Answer with nothing but a number: how many lines include the word "request"?

======== SUPPLIED DATA ========

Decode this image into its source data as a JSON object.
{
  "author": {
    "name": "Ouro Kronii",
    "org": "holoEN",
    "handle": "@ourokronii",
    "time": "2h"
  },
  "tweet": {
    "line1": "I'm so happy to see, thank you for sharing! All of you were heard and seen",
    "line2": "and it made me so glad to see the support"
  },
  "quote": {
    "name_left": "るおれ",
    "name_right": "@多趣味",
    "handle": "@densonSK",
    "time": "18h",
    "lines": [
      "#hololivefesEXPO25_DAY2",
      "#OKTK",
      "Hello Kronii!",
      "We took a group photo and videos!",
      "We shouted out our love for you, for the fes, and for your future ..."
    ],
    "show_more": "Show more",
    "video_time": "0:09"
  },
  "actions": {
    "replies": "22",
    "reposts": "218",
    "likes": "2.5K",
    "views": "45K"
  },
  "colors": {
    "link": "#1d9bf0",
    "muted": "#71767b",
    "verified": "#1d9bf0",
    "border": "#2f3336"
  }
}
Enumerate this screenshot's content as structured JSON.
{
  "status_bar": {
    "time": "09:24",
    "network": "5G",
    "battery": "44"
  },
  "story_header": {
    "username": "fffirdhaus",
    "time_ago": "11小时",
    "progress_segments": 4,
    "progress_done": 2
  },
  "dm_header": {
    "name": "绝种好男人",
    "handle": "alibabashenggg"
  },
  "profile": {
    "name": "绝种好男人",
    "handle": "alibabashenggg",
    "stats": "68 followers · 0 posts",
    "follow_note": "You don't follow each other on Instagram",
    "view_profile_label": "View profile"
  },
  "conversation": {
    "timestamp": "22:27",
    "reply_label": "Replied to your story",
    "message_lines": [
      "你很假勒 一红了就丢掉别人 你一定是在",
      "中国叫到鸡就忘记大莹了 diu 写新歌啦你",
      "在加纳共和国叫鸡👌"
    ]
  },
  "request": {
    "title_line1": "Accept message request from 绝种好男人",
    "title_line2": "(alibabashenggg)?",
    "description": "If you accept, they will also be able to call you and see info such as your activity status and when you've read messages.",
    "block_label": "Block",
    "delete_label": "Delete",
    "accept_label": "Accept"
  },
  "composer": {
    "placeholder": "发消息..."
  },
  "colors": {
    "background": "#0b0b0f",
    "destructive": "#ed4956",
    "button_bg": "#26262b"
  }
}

========
======== SUPPLIED DATA ========

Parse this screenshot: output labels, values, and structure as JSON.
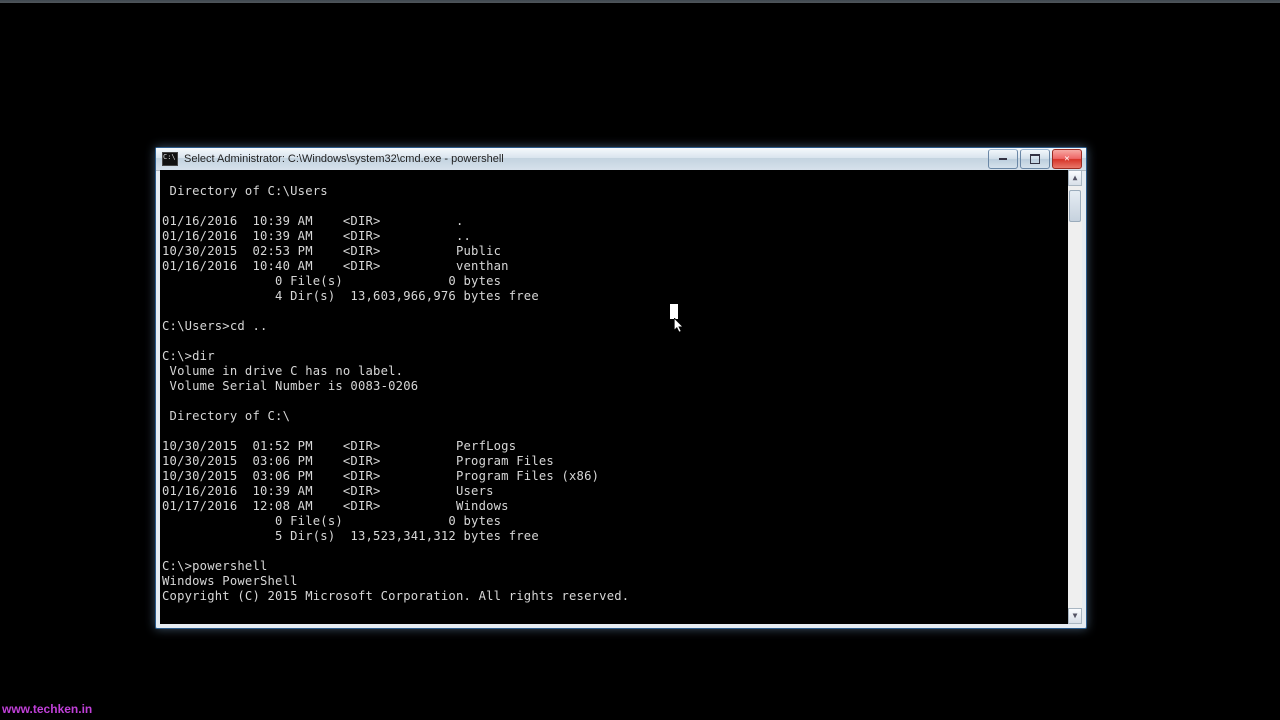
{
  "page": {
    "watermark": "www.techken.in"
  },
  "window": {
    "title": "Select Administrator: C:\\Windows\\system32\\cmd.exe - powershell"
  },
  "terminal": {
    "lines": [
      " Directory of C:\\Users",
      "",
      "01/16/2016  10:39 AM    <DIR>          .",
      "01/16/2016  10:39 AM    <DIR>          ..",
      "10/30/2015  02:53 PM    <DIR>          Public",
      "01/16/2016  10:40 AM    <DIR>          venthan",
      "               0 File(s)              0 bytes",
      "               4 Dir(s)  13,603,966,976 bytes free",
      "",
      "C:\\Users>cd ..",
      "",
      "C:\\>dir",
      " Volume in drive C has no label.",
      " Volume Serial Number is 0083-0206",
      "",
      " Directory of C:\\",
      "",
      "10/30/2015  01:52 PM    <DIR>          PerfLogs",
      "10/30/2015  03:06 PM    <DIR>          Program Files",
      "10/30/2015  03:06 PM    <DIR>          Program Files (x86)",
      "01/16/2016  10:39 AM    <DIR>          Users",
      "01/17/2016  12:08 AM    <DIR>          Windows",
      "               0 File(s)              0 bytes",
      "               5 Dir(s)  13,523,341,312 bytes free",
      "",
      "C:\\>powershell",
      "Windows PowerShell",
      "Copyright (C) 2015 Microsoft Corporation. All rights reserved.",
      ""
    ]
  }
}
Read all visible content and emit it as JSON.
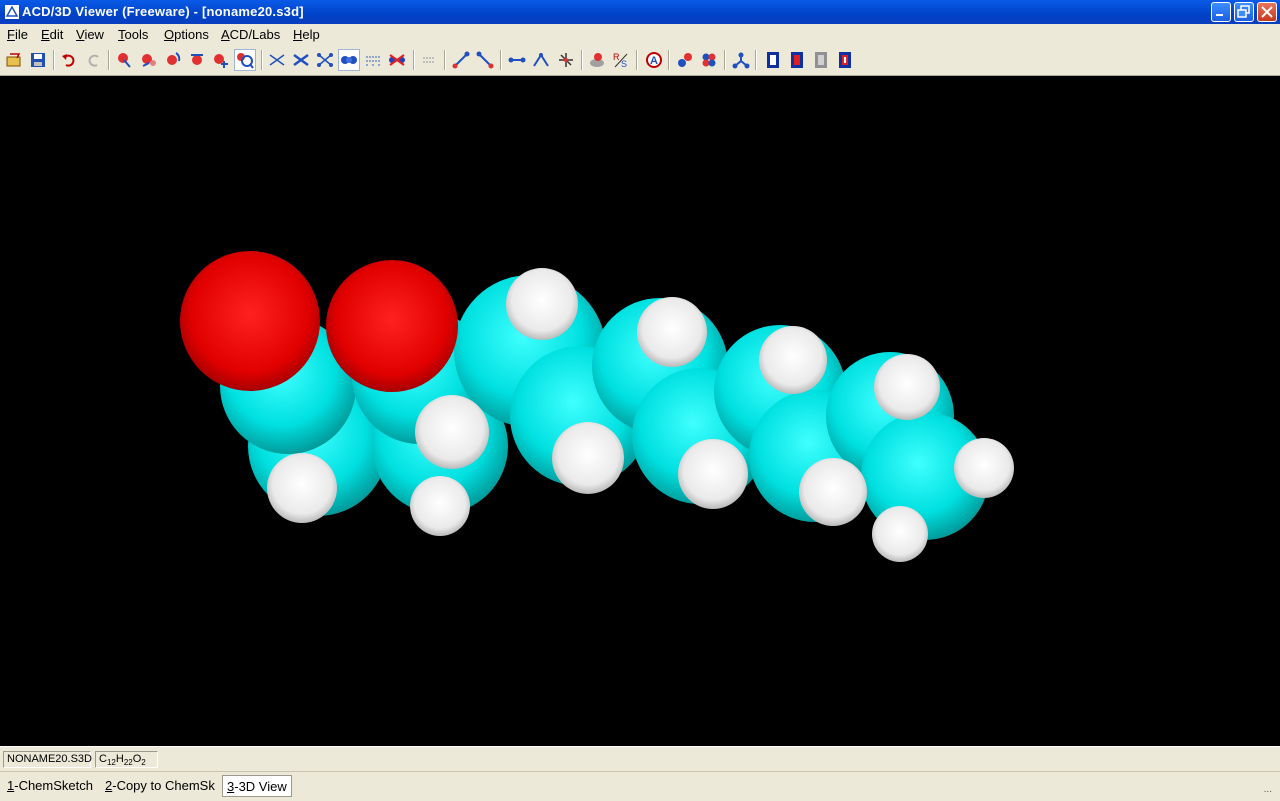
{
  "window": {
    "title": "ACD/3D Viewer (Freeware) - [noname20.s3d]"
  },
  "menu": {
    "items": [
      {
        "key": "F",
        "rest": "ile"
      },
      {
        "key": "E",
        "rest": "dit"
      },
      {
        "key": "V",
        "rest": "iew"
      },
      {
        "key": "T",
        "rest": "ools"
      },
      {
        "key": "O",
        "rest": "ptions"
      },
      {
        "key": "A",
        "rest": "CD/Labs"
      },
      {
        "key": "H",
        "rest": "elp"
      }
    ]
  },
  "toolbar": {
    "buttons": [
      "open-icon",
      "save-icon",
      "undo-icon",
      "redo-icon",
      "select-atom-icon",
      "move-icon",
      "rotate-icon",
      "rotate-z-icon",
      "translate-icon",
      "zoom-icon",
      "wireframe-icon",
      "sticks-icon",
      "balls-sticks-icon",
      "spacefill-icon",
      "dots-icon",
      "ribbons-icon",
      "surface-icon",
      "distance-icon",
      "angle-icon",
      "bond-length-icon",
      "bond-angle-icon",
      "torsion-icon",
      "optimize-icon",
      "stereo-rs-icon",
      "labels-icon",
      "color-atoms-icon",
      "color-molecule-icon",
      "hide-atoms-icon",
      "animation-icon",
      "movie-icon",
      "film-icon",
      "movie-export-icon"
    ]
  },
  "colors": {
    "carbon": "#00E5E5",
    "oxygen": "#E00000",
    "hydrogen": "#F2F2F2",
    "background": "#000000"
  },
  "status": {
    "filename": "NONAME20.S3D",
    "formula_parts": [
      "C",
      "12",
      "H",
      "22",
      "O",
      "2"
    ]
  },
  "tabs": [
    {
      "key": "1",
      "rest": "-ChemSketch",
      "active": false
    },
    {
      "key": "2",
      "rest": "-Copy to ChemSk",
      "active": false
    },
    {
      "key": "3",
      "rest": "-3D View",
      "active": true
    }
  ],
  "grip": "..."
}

========

* TASK RESPONSE:
2